Exercise: Begin at the line that has "Localize each UI" and stop after the line that has "text-design[interactable]: デザイン [446,118,477,234]", then give those records as a numbered list with blank lines omitted.

+++ The data +++

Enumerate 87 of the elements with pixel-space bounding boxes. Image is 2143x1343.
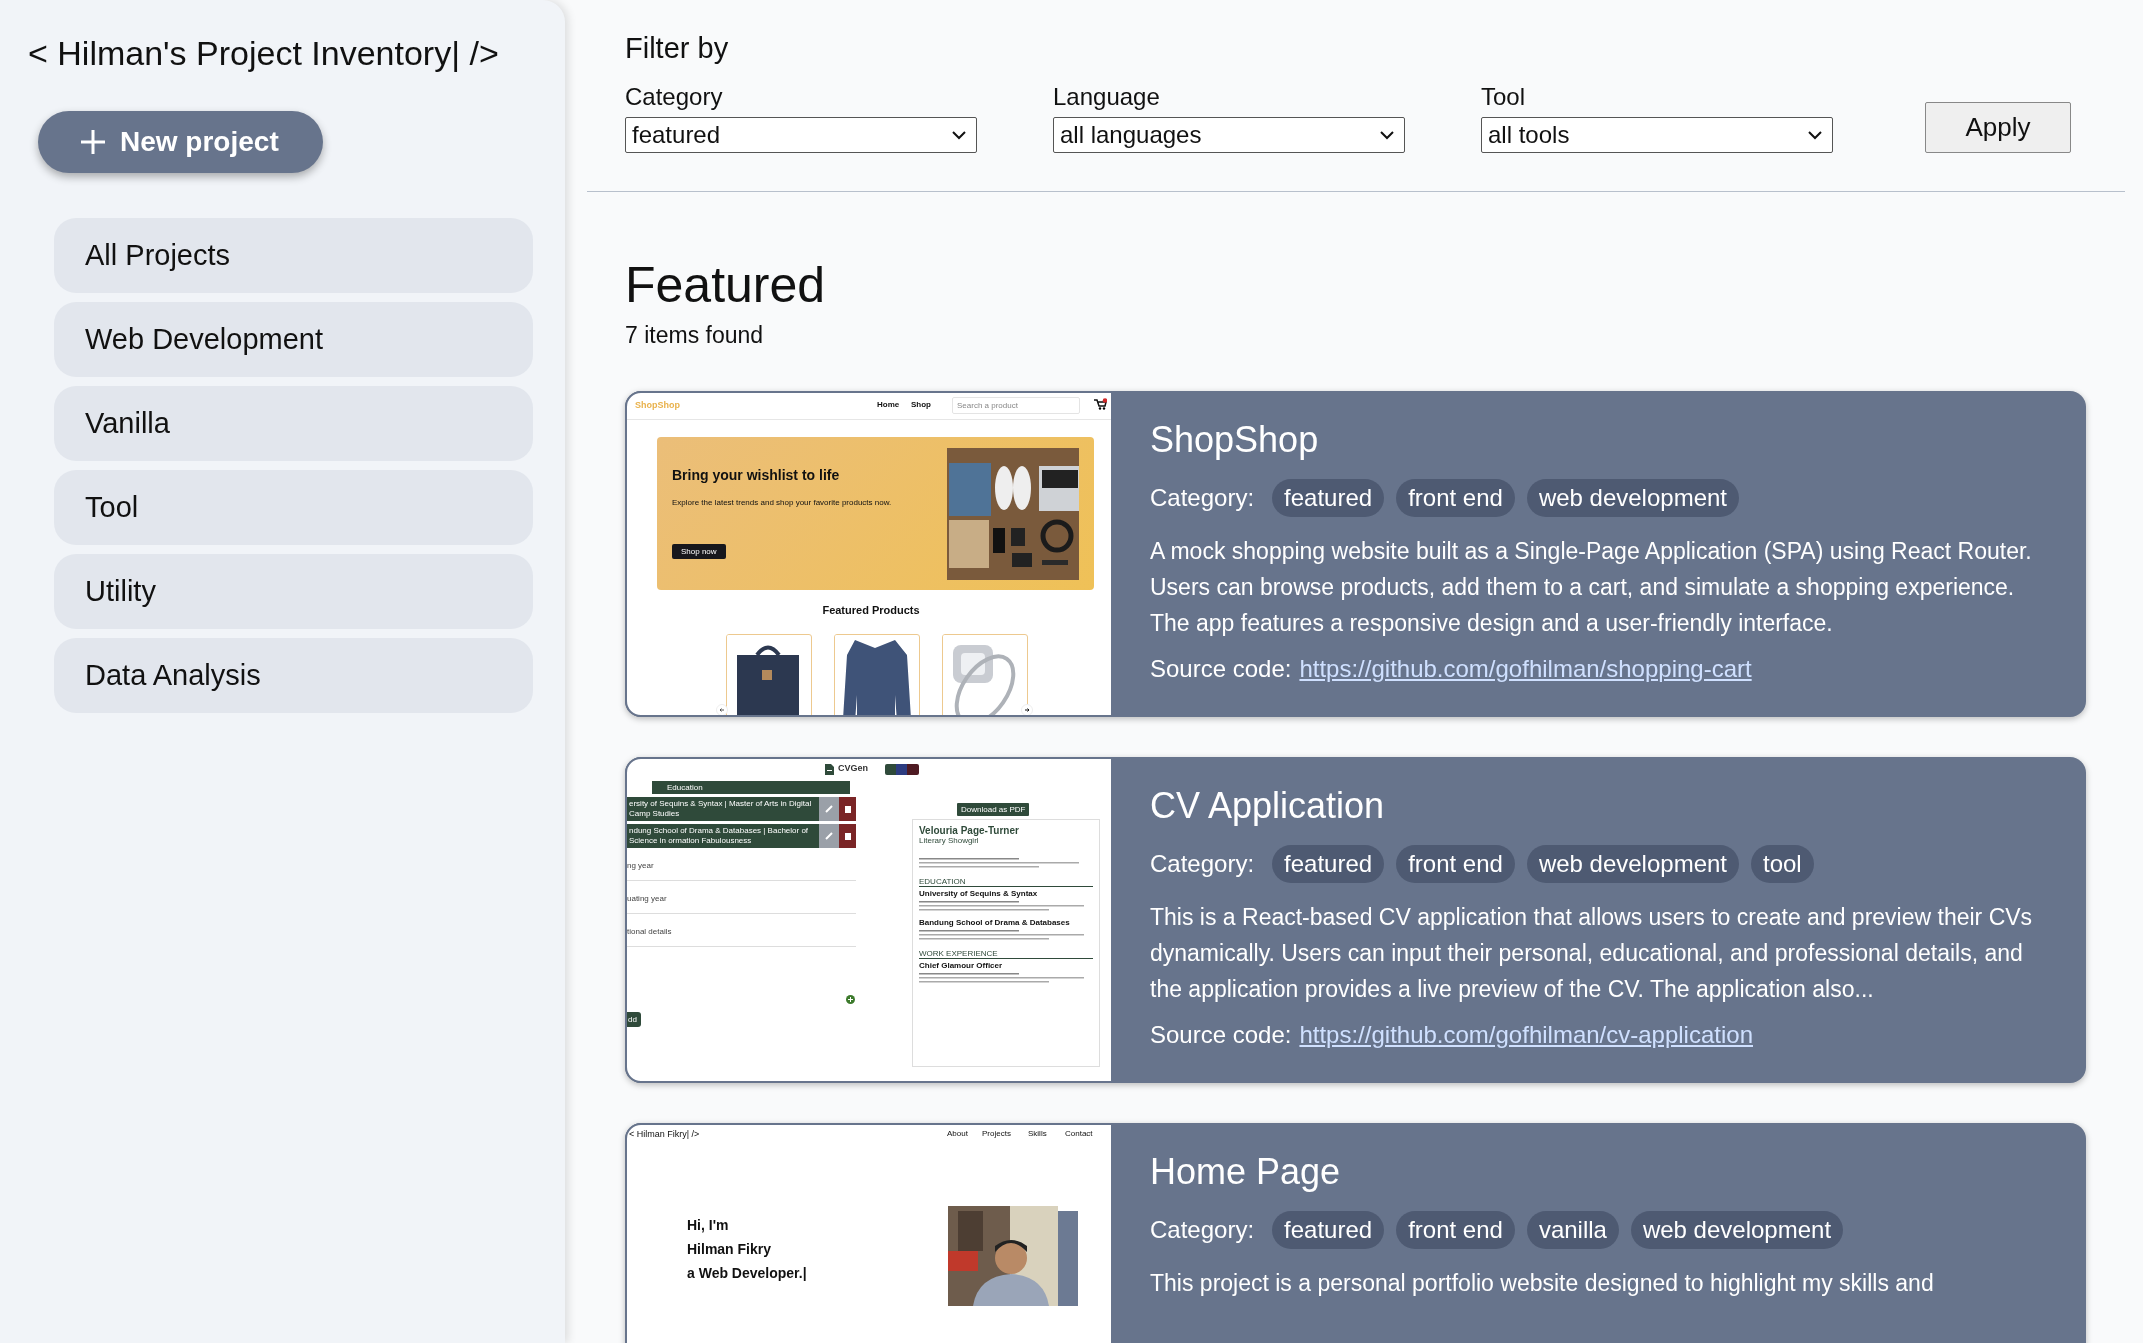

+++
+++ The data +++

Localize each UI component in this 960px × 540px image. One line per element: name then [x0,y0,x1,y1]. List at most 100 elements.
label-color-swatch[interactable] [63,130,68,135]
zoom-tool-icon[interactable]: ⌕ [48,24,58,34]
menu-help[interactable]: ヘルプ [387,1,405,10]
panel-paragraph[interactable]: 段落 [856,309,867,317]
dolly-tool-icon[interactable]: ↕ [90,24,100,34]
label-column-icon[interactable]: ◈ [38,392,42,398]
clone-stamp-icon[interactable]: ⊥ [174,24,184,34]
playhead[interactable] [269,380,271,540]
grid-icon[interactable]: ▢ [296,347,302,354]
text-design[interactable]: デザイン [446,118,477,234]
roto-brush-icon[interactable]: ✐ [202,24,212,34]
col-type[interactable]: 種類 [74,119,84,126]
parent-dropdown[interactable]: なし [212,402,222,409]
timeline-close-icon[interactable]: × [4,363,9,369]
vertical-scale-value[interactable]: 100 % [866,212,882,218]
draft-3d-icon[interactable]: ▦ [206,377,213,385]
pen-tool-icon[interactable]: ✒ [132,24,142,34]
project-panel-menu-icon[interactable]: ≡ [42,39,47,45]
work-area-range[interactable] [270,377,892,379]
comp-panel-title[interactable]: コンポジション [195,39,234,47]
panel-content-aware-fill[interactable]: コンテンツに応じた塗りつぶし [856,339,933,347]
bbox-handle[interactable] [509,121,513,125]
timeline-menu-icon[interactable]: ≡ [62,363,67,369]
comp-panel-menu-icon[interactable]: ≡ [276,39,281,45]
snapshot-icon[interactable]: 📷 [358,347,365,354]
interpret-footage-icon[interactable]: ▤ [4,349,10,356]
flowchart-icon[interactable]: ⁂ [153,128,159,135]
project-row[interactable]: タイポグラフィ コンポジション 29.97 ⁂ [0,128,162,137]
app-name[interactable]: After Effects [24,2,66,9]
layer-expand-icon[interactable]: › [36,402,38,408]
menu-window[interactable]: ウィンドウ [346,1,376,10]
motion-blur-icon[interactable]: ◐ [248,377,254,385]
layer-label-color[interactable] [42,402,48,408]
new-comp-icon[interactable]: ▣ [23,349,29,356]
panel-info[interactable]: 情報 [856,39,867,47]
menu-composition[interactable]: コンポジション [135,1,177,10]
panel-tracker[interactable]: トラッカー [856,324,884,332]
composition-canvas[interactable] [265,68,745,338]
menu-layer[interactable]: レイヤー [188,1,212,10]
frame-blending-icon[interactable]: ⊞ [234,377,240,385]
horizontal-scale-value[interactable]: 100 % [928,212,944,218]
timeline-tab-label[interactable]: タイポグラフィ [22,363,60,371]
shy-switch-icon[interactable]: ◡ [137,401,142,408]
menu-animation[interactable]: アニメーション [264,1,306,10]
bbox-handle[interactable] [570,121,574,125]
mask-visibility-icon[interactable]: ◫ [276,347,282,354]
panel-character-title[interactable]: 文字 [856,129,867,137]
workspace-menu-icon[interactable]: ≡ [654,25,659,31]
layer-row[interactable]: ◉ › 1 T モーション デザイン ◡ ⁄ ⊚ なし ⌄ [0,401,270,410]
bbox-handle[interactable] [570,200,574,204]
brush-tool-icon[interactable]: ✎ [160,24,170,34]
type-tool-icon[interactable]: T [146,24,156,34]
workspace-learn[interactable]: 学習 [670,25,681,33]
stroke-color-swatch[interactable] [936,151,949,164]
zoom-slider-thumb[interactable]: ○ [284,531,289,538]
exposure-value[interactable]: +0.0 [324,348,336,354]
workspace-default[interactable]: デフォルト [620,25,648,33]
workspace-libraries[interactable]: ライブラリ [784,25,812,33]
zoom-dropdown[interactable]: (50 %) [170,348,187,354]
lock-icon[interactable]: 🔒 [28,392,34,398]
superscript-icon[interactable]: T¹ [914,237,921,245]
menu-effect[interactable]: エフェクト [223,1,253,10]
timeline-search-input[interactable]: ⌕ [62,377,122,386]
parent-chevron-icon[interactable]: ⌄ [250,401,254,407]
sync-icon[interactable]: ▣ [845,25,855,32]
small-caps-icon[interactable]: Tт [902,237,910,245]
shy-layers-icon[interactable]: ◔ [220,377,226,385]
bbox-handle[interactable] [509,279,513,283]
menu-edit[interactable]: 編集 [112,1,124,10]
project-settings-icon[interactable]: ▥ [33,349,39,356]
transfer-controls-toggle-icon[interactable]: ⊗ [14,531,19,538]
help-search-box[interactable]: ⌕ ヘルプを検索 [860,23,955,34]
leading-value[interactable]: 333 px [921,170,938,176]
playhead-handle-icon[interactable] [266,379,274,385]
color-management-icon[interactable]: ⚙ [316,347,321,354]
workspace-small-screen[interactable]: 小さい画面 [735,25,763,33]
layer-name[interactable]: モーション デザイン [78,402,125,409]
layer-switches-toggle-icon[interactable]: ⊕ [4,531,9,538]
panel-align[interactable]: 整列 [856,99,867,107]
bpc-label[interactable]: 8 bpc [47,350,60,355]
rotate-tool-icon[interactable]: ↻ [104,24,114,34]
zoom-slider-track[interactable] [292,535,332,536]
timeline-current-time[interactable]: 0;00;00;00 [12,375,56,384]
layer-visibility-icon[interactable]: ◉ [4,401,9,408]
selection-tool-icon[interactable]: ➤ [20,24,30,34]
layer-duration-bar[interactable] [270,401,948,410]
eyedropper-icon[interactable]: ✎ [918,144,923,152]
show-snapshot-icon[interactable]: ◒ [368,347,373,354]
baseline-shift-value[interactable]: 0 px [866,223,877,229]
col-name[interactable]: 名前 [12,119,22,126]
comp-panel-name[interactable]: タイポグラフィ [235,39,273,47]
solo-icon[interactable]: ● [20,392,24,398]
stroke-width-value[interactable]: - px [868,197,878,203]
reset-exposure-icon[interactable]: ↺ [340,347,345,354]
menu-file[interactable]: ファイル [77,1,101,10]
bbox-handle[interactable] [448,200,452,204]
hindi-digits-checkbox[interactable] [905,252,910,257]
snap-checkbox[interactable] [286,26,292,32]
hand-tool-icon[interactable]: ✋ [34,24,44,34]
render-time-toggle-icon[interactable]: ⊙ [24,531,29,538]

+++

Correct answer:
1. Localize each UI component in this 960px × 540px image. One line per element: name then [x0,y0,x1,y1]. List at most 100 elements.
2. label-color-swatch[interactable] [63,130,68,135]
3. zoom-tool-icon[interactable]: ⌕ [48,24,58,34]
4. menu-help[interactable]: ヘルプ [387,1,405,10]
5. panel-paragraph[interactable]: 段落 [856,309,867,317]
6. dolly-tool-icon[interactable]: ↕ [90,24,100,34]
7. label-column-icon[interactable]: ◈ [38,392,42,398]
8. clone-stamp-icon[interactable]: ⊥ [174,24,184,34]
9. playhead[interactable] [269,380,271,540]
10. grid-icon[interactable]: ▢ [296,347,302,354]
11. text-design[interactable]: デザイン [446,118,477,234]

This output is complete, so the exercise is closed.